* [The problem]: Reproduce the records below word for word, keeping every line and its order unchanged.

* [Information given]:
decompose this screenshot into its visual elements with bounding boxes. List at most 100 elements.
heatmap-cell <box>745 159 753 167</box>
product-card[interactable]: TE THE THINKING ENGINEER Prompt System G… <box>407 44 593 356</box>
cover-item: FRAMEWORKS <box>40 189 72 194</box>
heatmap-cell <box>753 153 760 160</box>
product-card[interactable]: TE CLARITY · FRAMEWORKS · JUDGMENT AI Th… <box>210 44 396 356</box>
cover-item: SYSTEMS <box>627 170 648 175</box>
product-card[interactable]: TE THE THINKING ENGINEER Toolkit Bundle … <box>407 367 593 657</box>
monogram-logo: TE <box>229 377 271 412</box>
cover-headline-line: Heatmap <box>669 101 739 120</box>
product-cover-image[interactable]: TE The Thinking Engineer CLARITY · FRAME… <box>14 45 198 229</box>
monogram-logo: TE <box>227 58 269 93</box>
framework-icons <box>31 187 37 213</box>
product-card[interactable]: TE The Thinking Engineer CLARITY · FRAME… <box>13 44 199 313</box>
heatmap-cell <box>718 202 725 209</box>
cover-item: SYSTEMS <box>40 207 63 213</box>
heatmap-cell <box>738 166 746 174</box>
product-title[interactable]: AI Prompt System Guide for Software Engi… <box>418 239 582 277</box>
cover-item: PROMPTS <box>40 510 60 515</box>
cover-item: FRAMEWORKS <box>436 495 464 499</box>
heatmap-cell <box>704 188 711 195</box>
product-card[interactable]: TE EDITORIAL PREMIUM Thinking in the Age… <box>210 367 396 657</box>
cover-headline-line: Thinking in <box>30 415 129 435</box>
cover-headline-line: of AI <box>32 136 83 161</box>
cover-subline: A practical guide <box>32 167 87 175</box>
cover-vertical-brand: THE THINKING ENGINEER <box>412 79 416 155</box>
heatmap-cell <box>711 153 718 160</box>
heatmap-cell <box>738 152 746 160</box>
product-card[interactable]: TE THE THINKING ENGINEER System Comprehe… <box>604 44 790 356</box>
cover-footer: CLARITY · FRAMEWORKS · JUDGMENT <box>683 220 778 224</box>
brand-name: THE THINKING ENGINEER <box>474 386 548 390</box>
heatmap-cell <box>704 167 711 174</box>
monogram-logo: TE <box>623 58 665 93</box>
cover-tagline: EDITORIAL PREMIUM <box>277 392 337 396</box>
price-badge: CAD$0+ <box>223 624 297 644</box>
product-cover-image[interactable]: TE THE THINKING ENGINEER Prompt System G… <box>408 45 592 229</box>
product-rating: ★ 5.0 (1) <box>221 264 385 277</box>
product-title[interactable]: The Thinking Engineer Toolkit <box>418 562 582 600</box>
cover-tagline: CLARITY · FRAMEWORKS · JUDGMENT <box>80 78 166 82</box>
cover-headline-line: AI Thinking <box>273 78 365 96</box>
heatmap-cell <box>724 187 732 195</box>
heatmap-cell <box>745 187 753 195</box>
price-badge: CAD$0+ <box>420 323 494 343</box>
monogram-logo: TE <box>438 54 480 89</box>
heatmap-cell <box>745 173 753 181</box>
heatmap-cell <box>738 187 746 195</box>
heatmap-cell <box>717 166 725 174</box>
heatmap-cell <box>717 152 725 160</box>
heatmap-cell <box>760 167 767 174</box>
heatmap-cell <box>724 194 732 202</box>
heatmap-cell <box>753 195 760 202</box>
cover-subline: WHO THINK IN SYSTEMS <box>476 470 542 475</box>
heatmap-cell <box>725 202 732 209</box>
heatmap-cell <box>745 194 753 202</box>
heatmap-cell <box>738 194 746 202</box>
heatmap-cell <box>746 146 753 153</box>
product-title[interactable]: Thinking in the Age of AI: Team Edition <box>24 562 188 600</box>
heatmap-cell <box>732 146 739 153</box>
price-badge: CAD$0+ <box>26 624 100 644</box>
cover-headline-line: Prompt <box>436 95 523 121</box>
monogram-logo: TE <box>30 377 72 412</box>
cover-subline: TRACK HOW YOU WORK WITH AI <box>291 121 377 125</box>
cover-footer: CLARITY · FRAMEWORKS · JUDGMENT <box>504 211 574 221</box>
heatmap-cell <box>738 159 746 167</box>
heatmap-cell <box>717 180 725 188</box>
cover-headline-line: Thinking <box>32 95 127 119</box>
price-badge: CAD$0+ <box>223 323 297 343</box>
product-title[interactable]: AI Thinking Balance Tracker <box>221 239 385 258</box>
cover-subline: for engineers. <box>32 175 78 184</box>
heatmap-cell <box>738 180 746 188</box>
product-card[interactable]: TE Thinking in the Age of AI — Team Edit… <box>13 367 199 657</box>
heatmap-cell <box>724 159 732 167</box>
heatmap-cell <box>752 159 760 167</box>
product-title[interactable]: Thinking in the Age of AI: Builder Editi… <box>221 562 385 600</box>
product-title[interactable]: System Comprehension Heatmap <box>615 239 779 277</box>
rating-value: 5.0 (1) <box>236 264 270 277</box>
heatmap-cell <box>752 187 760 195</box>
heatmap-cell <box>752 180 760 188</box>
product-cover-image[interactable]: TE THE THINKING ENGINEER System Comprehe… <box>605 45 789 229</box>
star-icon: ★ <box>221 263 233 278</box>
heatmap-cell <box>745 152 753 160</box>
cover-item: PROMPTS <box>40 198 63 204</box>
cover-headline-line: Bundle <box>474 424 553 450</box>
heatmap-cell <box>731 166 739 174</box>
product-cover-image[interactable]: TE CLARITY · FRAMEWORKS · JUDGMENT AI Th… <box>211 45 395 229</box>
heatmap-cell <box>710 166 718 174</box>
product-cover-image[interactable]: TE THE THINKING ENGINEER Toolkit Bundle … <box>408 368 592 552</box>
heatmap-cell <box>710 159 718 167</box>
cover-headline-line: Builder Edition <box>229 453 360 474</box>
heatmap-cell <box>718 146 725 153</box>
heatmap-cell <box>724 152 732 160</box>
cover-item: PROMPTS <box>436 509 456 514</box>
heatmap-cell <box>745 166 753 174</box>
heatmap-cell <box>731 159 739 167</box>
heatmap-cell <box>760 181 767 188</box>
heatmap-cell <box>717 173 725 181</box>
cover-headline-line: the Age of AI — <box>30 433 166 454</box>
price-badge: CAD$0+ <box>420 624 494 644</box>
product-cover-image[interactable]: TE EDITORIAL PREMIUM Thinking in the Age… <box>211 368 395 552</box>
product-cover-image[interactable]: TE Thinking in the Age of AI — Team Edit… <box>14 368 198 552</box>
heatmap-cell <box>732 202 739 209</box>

* [Output for this task]:
decompose this screenshot into its visual elements with bounding boxes. List at most 100 elements.
heatmap-cell <box>745 159 753 167</box>
product-card[interactable]: TE THE THINKING ENGINEER Prompt System G… <box>407 44 593 356</box>
cover-item: FRAMEWORKS <box>40 189 72 194</box>
heatmap-cell <box>753 153 760 160</box>
product-card[interactable]: TE CLARITY · FRAMEWORKS · JUDGMENT AI Th… <box>210 44 396 356</box>
cover-item: SYSTEMS <box>627 170 648 175</box>
product-card[interactable]: TE THE THINKING ENGINEER Toolkit Bundle … <box>407 367 593 657</box>
monogram-logo: TE <box>229 377 271 412</box>
cover-headline-line: Heatmap <box>669 101 739 120</box>
product-cover-image[interactable]: TE The Thinking Engineer CLARITY · FRAME… <box>14 45 198 229</box>
monogram-logo: TE <box>227 58 269 93</box>
framework-icons <box>31 187 37 213</box>
product-card[interactable]: TE The Thinking Engineer CLARITY · FRAME… <box>13 44 199 313</box>
heatmap-cell <box>718 202 725 209</box>
cover-item: SYSTEMS <box>40 207 63 213</box>
heatmap-cell <box>738 166 746 174</box>
product-title[interactable]: AI Prompt System Guide for Software Engi… <box>418 239 582 277</box>
cover-item: PROMPTS <box>40 510 60 515</box>
cover-item: FRAMEWORKS <box>436 495 464 499</box>
heatmap-cell <box>704 188 711 195</box>
product-card[interactable]: TE EDITORIAL PREMIUM Thinking in the Age… <box>210 367 396 657</box>
cover-headline-line: Thinking in <box>30 415 129 435</box>
cover-headline-line: of AI <box>32 136 83 161</box>
cover-subline: A practical guide <box>32 167 87 175</box>
cover-vertical-brand: THE THINKING ENGINEER <box>412 79 416 155</box>
heatmap-cell <box>711 153 718 160</box>
heatmap-cell <box>738 152 746 160</box>
product-card[interactable]: TE THE THINKING ENGINEER System Comprehe… <box>604 44 790 356</box>
cover-footer: CLARITY · FRAMEWORKS · JUDGMENT <box>683 220 778 224</box>
brand-name: THE THINKING ENGINEER <box>474 386 548 390</box>
heatmap-cell <box>704 167 711 174</box>
monogram-logo: TE <box>623 58 665 93</box>
cover-tagline: EDITORIAL PREMIUM <box>277 392 337 396</box>
price-badge: CAD$0+ <box>223 624 297 644</box>
product-cover-image[interactable]: TE THE THINKING ENGINEER Prompt System G… <box>408 45 592 229</box>
product-rating: ★ 5.0 (1) <box>221 264 385 277</box>
product-title[interactable]: The Thinking Engineer Toolkit <box>418 562 582 600</box>
cover-tagline: CLARITY · FRAMEWORKS · JUDGMENT <box>80 78 166 82</box>
cover-headline-line: AI Thinking <box>273 78 365 96</box>
heatmap-cell <box>724 187 732 195</box>
heatmap-cell <box>745 187 753 195</box>
price-badge: CAD$0+ <box>420 323 494 343</box>
monogram-logo: TE <box>438 54 480 89</box>
heatmap-cell <box>745 173 753 181</box>
heatmap-cell <box>738 187 746 195</box>
heatmap-cell <box>717 166 725 174</box>
heatmap-cell <box>717 152 725 160</box>
heatmap-cell <box>760 167 767 174</box>
heatmap-cell <box>724 194 732 202</box>
heatmap-cell <box>753 195 760 202</box>
cover-subline: WHO THINK IN SYSTEMS <box>476 470 542 475</box>
heatmap-cell <box>725 202 732 209</box>
heatmap-cell <box>745 194 753 202</box>
heatmap-cell <box>738 194 746 202</box>
heatmap-cell <box>746 146 753 153</box>
product-title[interactable]: Thinking in the Age of AI: Team Edition <box>24 562 188 600</box>
heatmap-cell <box>732 146 739 153</box>
price-badge: CAD$0+ <box>26 624 100 644</box>
cover-headline-line: Prompt <box>436 95 523 121</box>
monogram-logo: TE <box>30 377 72 412</box>
cover-subline: TRACK HOW YOU WORK WITH AI <box>291 121 377 125</box>
cover-footer: CLARITY · FRAMEWORKS · JUDGMENT <box>504 211 574 221</box>
heatmap-cell <box>738 159 746 167</box>
heatmap-cell <box>717 180 725 188</box>
cover-headline-line: Thinking <box>32 95 127 119</box>
price-badge: CAD$0+ <box>223 323 297 343</box>
product-title[interactable]: AI Thinking Balance Tracker <box>221 239 385 258</box>
cover-subline: for engineers. <box>32 175 78 184</box>
heatmap-cell <box>738 180 746 188</box>
product-card[interactable]: TE Thinking in the Age of AI — Team Edit… <box>13 367 199 657</box>
heatmap-cell <box>724 159 732 167</box>
heatmap-cell <box>752 159 760 167</box>
product-title[interactable]: Thinking in the Age of AI: Builder Editi… <box>221 562 385 600</box>
product-title[interactable]: System Comprehension Heatmap <box>615 239 779 277</box>
rating-value: 5.0 (1) <box>236 264 270 277</box>
heatmap-cell <box>752 187 760 195</box>
heatmap-cell <box>752 180 760 188</box>
product-cover-image[interactable]: TE THE THINKING ENGINEER System Comprehe… <box>605 45 789 229</box>
star-icon: ★ <box>221 263 233 278</box>
heatmap-cell <box>745 152 753 160</box>
cover-item: PROMPTS <box>40 198 63 204</box>
cover-headline-line: Bundle <box>474 424 553 450</box>
heatmap-cell <box>731 166 739 174</box>
product-cover-image[interactable]: TE CLARITY · FRAMEWORKS · JUDGMENT AI Th… <box>211 45 395 229</box>
heatmap-cell <box>710 166 718 174</box>
product-cover-image[interactable]: TE THE THINKING ENGINEER Toolkit Bundle … <box>408 368 592 552</box>
heatmap-cell <box>710 159 718 167</box>
cover-headline-line: Builder Edition <box>229 453 360 474</box>
heatmap-cell <box>718 146 725 153</box>
heatmap-cell <box>724 152 732 160</box>
cover-item: PROMPTS <box>436 509 456 514</box>
heatmap-cell <box>745 166 753 174</box>
heatmap-cell <box>731 159 739 167</box>
heatmap-cell <box>760 181 767 188</box>
heatmap-cell <box>717 173 725 181</box>
cover-headline-line: the Age of AI — <box>30 433 166 454</box>
price-badge: CAD$0+ <box>420 624 494 644</box>
product-cover-image[interactable]: TE EDITORIAL PREMIUM Thinking in the Age… <box>211 368 395 552</box>
product-cover-image[interactable]: TE Thinking in the Age of AI — Team Edit… <box>14 368 198 552</box>
heatmap-cell <box>732 202 739 209</box>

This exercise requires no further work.